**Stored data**
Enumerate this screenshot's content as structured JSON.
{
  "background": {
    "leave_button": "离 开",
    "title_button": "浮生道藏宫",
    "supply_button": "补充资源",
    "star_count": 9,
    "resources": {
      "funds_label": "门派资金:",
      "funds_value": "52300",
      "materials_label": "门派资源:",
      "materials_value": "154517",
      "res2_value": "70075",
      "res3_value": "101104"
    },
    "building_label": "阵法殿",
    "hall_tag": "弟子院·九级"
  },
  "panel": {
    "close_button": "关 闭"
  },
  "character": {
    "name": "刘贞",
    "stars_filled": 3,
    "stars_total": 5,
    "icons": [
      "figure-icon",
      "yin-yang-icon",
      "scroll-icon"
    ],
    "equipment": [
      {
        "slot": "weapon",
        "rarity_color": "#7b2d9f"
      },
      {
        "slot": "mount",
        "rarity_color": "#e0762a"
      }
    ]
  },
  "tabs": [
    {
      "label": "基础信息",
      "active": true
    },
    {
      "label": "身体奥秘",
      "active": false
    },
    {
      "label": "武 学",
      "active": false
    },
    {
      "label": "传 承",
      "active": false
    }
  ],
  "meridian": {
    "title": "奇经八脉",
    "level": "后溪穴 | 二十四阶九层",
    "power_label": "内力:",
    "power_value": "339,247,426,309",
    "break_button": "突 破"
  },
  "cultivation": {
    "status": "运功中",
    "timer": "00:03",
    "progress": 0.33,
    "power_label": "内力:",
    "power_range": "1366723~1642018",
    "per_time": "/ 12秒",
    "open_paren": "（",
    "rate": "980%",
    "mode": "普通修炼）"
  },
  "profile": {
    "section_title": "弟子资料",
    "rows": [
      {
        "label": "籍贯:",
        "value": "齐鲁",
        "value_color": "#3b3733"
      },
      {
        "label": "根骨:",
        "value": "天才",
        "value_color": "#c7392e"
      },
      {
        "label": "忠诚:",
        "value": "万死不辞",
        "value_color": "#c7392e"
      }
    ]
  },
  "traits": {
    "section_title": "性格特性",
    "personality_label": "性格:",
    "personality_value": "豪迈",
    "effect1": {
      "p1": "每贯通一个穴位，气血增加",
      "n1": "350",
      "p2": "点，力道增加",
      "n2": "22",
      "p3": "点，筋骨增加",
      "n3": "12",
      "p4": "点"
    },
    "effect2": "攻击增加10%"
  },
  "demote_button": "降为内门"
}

**Aim**
Restate the whole listing exactly.

**Solution to this exercise**
Enumerate this screenshot's content as structured JSON.
{
  "background": {
    "leave_button": "离 开",
    "title_button": "浮生道藏宫",
    "supply_button": "补充资源",
    "star_count": 9,
    "resources": {
      "funds_label": "门派资金:",
      "funds_value": "52300",
      "materials_label": "门派资源:",
      "materials_value": "154517",
      "res2_value": "70075",
      "res3_value": "101104"
    },
    "building_label": "阵法殿",
    "hall_tag": "弟子院·九级"
  },
  "panel": {
    "close_button": "关 闭"
  },
  "character": {
    "name": "刘贞",
    "stars_filled": 3,
    "stars_total": 5,
    "icons": [
      "figure-icon",
      "yin-yang-icon",
      "scroll-icon"
    ],
    "equipment": [
      {
        "slot": "weapon",
        "rarity_color": "#7b2d9f"
      },
      {
        "slot": "mount",
        "rarity_color": "#e0762a"
      }
    ]
  },
  "tabs": [
    {
      "label": "基础信息",
      "active": true
    },
    {
      "label": "身体奥秘",
      "active": false
    },
    {
      "label": "武 学",
      "active": false
    },
    {
      "label": "传 承",
      "active": false
    }
  ],
  "meridian": {
    "title": "奇经八脉",
    "level": "后溪穴 | 二十四阶九层",
    "power_label": "内力:",
    "power_value": "339,247,426,309",
    "break_button": "突 破"
  },
  "cultivation": {
    "status": "运功中",
    "timer": "00:03",
    "progress": 0.33,
    "power_label": "内力:",
    "power_range": "1366723~1642018",
    "per_time": "/ 12秒",
    "open_paren": "（",
    "rate": "980%",
    "mode": "普通修炼）"
  },
  "profile": {
    "section_title": "弟子资料",
    "rows": [
      {
        "label": "籍贯:",
        "value": "齐鲁",
        "value_color": "#3b3733"
      },
      {
        "label": "根骨:",
        "value": "天才",
        "value_color": "#c7392e"
      },
      {
        "label": "忠诚:",
        "value": "万死不辞",
        "value_color": "#c7392e"
      }
    ]
  },
  "traits": {
    "section_title": "性格特性",
    "personality_label": "性格:",
    "personality_value": "豪迈",
    "effect1": {
      "p1": "每贯通一个穴位，气血增加",
      "n1": "350",
      "p2": "点，力道增加",
      "n2": "22",
      "p3": "点，筋骨增加",
      "n3": "12",
      "p4": "点"
    },
    "effect2": "攻击增加10%"
  },
  "demote_button": "降为内门"
}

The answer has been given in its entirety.